● SET EXERCISE
Every record below should be written out exactly; pictures stay out.

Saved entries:
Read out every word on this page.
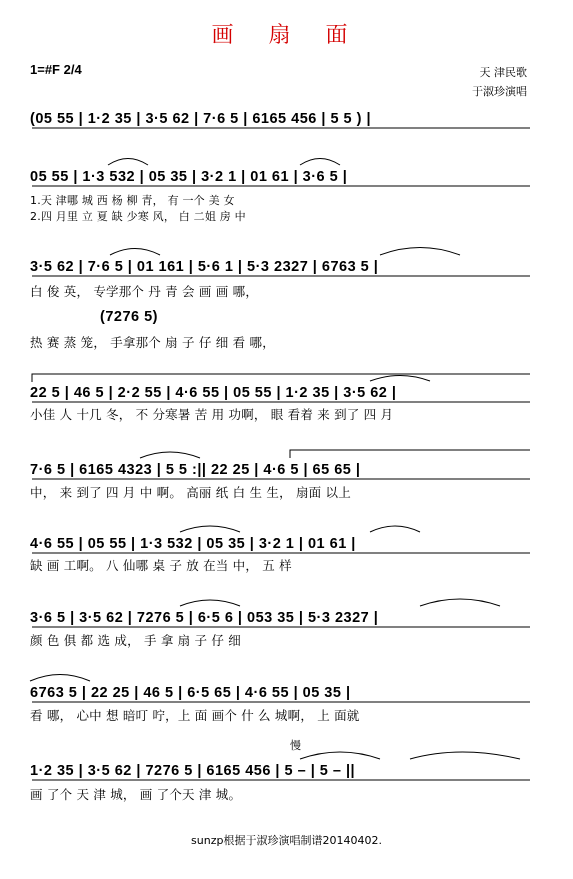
画 扇 面
1=#F 2/4	天 津民歌
于淑珍演唱
(05 55 | 1·2 35 | 3·5 62 | 7·6 5 | 6165 456 | 5 5 ) |
05 55 | 1·3 532 | 05 35 | 3·2 1 | 01 61 | 3·6 5 |
1.天 津哪 城 西 杨 柳 青， 有 一个 美 女
2.四 月里 立 夏 缺 少寒 风， 白 二姐 房 中
3·5 62 | 7·6 5 | 01 161 | 5·6 1 | 5·3 2327 | 6763 5 |
白 俊 英， 专学那个 丹 青 会 画 画 哪，
(7276 5)
热 赛 蒸 笼， 手拿那个 扇 子 仔 细 看 哪，
22 5 | 46 5 | 2·2 55 | 4·6 55 | 05 55 | 1·2 35 | 3·5 62 |
小佳 人 十几 冬， 不 分寒暑 苦 用 功啊， 眼 看着 来 到了 四 月
7·6 5 | 6165 4323 | 5 5 :|| 22 25 | 4·6 5 | 65 65 |
中， 来 到了 四 月 中 啊。 高丽 纸 白 生 生， 扇面 以上
4·6 55 | 05 55 | 1·3 532 | 05 35 | 3·2 1 | 01 61 |
缺 画 工啊。 八 仙哪 桌 子 放 在当 中， 五 样
3·6 5 | 3·5 62 | 7276 5 | 6·5 6 | 053 35 | 5·3 2327 |
颜 色 俱 都 选 成， 手 拿 扇 子 仔 细
6763 5 | 22 25 | 46 5 | 6·5 65 | 4·6 55 | 05 35 |
看 哪， 心中 想 暗叮 咛，上 面 画个 什 么 城啊， 上 面就
慢
1·2 35 | 3·5 62 | 7276 5 | 6165 456 | 5 – | 5 – ||
画 了个 天 津 城， 画 了个天 津 城。
sunzp根据于淑珍演唱制谱20140402.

● FINAL RESULT
Read out every word on this page.
画 扇 面
1=#F 2/4	天 津民歌
于淑珍演唱
(05 55 | 1·2 35 | 3·5 62 | 7·6 5 | 6165 456 | 5 5 ) |
05 55 | 1·3 532 | 05 35 | 3·2 1 | 01 61 | 3·6 5 |
1.天 津哪 城 西 杨 柳 青， 有 一个 美 女
2.四 月里 立 夏 缺 少寒 风， 白 二姐 房 中
3·5 62 | 7·6 5 | 01 161 | 5·6 1 | 5·3 2327 | 6763 5 |
白 俊 英， 专学那个 丹 青 会 画 画 哪，
(7276 5)
热 赛 蒸 笼， 手拿那个 扇 子 仔 细 看 哪，
22 5 | 46 5 | 2·2 55 | 4·6 55 | 05 55 | 1·2 35 | 3·5 62 |
小佳 人 十几 冬， 不 分寒暑 苦 用 功啊， 眼 看着 来 到了 四 月
7·6 5 | 6165 4323 | 5 5 :|| 22 25 | 4·6 5 | 65 65 |
中， 来 到了 四 月 中 啊。 高丽 纸 白 生 生， 扇面 以上
4·6 55 | 05 55 | 1·3 532 | 05 35 | 3·2 1 | 01 61 |
缺 画 工啊。 八 仙哪 桌 子 放 在当 中， 五 样
3·6 5 | 3·5 62 | 7276 5 | 6·5 6 | 053 35 | 5·3 2327 |
颜 色 俱 都 选 成， 手 拿 扇 子 仔 细
6763 5 | 22 25 | 46 5 | 6·5 65 | 4·6 55 | 05 35 |
看 哪， 心中 想 暗叮 咛，上 面 画个 什 么 城啊， 上 面就
慢
1·2 35 | 3·5 62 | 7276 5 | 6165 456 | 5 – | 5 – ||
画 了个 天 津 城， 画 了个天 津 城。
sunzp根据于淑珍演唱制谱20140402.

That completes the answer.